### WORK INSTRUCTIONS
Reproduce the entries word for word, and omit any picture you find in them.

### PROVIDED ENTRIES

----------------------------------------

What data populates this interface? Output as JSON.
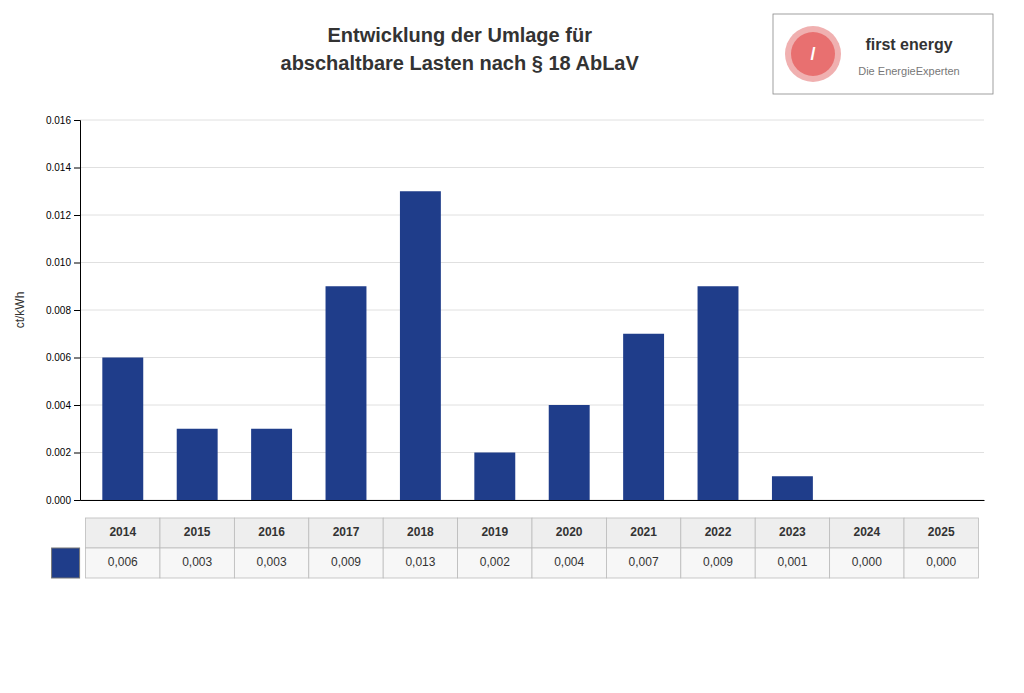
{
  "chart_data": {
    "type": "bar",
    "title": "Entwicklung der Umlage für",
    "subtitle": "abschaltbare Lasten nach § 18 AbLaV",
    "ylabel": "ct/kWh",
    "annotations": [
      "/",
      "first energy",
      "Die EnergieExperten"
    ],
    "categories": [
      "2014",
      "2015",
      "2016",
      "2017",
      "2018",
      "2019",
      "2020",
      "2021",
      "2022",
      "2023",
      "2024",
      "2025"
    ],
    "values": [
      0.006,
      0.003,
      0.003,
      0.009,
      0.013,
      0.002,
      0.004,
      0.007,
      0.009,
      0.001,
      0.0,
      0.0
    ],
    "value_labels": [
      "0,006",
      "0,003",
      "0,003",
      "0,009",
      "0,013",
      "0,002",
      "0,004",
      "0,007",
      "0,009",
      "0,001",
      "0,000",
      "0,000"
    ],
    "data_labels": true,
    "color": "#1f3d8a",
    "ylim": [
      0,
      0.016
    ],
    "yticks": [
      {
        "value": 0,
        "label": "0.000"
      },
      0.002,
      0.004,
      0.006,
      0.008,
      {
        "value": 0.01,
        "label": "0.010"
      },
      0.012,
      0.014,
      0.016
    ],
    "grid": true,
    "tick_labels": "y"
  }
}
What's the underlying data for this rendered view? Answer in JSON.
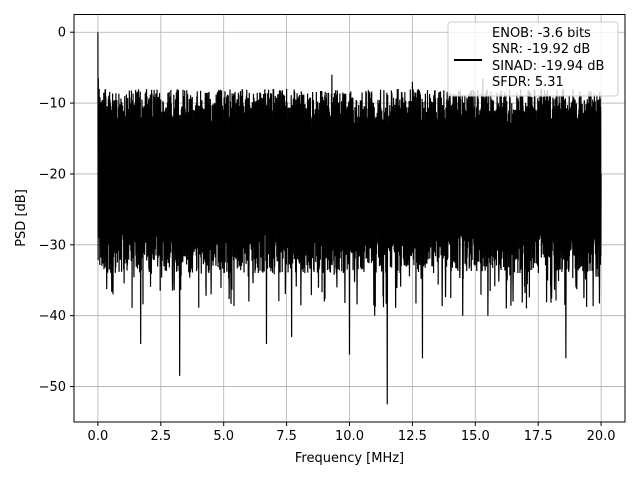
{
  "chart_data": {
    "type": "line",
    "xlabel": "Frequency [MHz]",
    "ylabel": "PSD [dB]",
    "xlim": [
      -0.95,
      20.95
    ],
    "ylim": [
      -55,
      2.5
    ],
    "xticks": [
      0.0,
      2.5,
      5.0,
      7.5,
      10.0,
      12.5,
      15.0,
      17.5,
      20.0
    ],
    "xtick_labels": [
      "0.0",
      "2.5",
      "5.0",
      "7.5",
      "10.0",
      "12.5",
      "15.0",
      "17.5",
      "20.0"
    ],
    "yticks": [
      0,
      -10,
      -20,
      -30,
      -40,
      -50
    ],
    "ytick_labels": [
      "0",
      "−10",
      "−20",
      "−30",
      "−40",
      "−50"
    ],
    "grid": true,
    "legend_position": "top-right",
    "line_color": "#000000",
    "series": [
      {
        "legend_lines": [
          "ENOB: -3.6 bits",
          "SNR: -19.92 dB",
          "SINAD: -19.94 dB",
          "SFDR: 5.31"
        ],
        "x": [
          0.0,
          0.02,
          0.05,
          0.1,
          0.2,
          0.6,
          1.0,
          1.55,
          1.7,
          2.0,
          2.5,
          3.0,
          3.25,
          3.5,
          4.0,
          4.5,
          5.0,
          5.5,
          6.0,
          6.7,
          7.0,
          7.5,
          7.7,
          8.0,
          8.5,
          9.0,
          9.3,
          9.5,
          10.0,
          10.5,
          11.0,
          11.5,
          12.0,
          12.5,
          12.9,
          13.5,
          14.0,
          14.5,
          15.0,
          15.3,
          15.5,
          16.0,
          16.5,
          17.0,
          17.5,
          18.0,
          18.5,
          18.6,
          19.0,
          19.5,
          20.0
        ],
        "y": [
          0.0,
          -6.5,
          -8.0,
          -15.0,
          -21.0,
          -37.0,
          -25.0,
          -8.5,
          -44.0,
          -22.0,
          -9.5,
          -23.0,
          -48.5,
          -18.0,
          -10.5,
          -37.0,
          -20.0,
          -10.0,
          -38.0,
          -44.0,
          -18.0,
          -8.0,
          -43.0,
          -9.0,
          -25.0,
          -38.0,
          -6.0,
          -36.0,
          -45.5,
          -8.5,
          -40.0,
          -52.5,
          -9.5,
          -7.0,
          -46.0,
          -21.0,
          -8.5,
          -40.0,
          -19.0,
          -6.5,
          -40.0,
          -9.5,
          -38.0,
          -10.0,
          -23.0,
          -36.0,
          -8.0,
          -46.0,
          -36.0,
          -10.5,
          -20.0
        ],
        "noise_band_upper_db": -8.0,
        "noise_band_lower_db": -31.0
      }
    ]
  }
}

----------------------------------------

### SOLUTION FOR THIS PROBLEM
What data populates this interface? Output as JSON.
{
  "chart_data": {
    "type": "bar",
    "title": "Entwicklung der Umlage für",
    "subtitle": "abschaltbare Lasten nach § 18 AbLaV",
    "ylabel": "ct/kWh",
    "annotations": [
      "/",
      "first energy",
      "Die EnergieExperten"
    ],
    "categories": [
      "2014",
      "2015",
      "2016",
      "2017",
      "2018",
      "2019",
      "2020",
      "2021",
      "2022",
      "2023",
      "2024",
      "2025"
    ],
    "values": [
      0.006,
      0.003,
      0.003,
      0.009,
      0.013,
      0.002,
      0.004,
      0.007,
      0.009,
      0.001,
      0.0,
      0.0
    ],
    "value_labels": [
      "0,006",
      "0,003",
      "0,003",
      "0,009",
      "0,013",
      "0,002",
      "0,004",
      "0,007",
      "0,009",
      "0,001",
      "0,000",
      "0,000"
    ],
    "data_labels": true,
    "color": "#1f3d8a",
    "ylim": [
      0,
      0.016
    ],
    "yticks": [
      {
        "value": 0,
        "label": "0.000"
      },
      0.002,
      0.004,
      0.006,
      0.008,
      {
        "value": 0.01,
        "label": "0.010"
      },
      0.012,
      0.014,
      0.016
    ],
    "grid": true,
    "tick_labels": "y"
  }
}
What's the underlying data for this rendered view? Answer in JSON.
{
  "chart_data": {
    "type": "line",
    "xlabel": "Frequency [MHz]",
    "ylabel": "PSD [dB]",
    "xlim": [
      -0.95,
      20.95
    ],
    "ylim": [
      -55,
      2.5
    ],
    "xticks": [
      0.0,
      2.5,
      5.0,
      7.5,
      10.0,
      12.5,
      15.0,
      17.5,
      20.0
    ],
    "xtick_labels": [
      "0.0",
      "2.5",
      "5.0",
      "7.5",
      "10.0",
      "12.5",
      "15.0",
      "17.5",
      "20.0"
    ],
    "yticks": [
      0,
      -10,
      -20,
      -30,
      -40,
      -50
    ],
    "ytick_labels": [
      "0",
      "−10",
      "−20",
      "−30",
      "−40",
      "−50"
    ],
    "grid": true,
    "legend_position": "top-right",
    "line_color": "#000000",
    "series": [
      {
        "legend_lines": [
          "ENOB: -3.6 bits",
          "SNR: -19.92 dB",
          "SINAD: -19.94 dB",
          "SFDR: 5.31"
        ],
        "x": [
          0.0,
          0.02,
          0.05,
          0.1,
          0.2,
          0.6,
          1.0,
          1.55,
          1.7,
          2.0,
          2.5,
          3.0,
          3.25,
          3.5,
          4.0,
          4.5,
          5.0,
          5.5,
          6.0,
          6.7,
          7.0,
          7.5,
          7.7,
          8.0,
          8.5,
          9.0,
          9.3,
          9.5,
          10.0,
          10.5,
          11.0,
          11.5,
          12.0,
          12.5,
          12.9,
          13.5,
          14.0,
          14.5,
          15.0,
          15.3,
          15.5,
          16.0,
          16.5,
          17.0,
          17.5,
          18.0,
          18.5,
          18.6,
          19.0,
          19.5,
          20.0
        ],
        "y": [
          0.0,
          -6.5,
          -8.0,
          -15.0,
          -21.0,
          -37.0,
          -25.0,
          -8.5,
          -44.0,
          -22.0,
          -9.5,
          -23.0,
          -48.5,
          -18.0,
          -10.5,
          -37.0,
          -20.0,
          -10.0,
          -38.0,
          -44.0,
          -18.0,
          -8.0,
          -43.0,
          -9.0,
          -25.0,
          -38.0,
          -6.0,
          -36.0,
          -45.5,
          -8.5,
          -40.0,
          -52.5,
          -9.5,
          -7.0,
          -46.0,
          -21.0,
          -8.5,
          -40.0,
          -19.0,
          -6.5,
          -40.0,
          -9.5,
          -38.0,
          -10.0,
          -23.0,
          -36.0,
          -8.0,
          -46.0,
          -36.0,
          -10.5,
          -20.0
        ],
        "noise_band_upper_db": -8.0,
        "noise_band_lower_db": -31.0
      }
    ]
  }
}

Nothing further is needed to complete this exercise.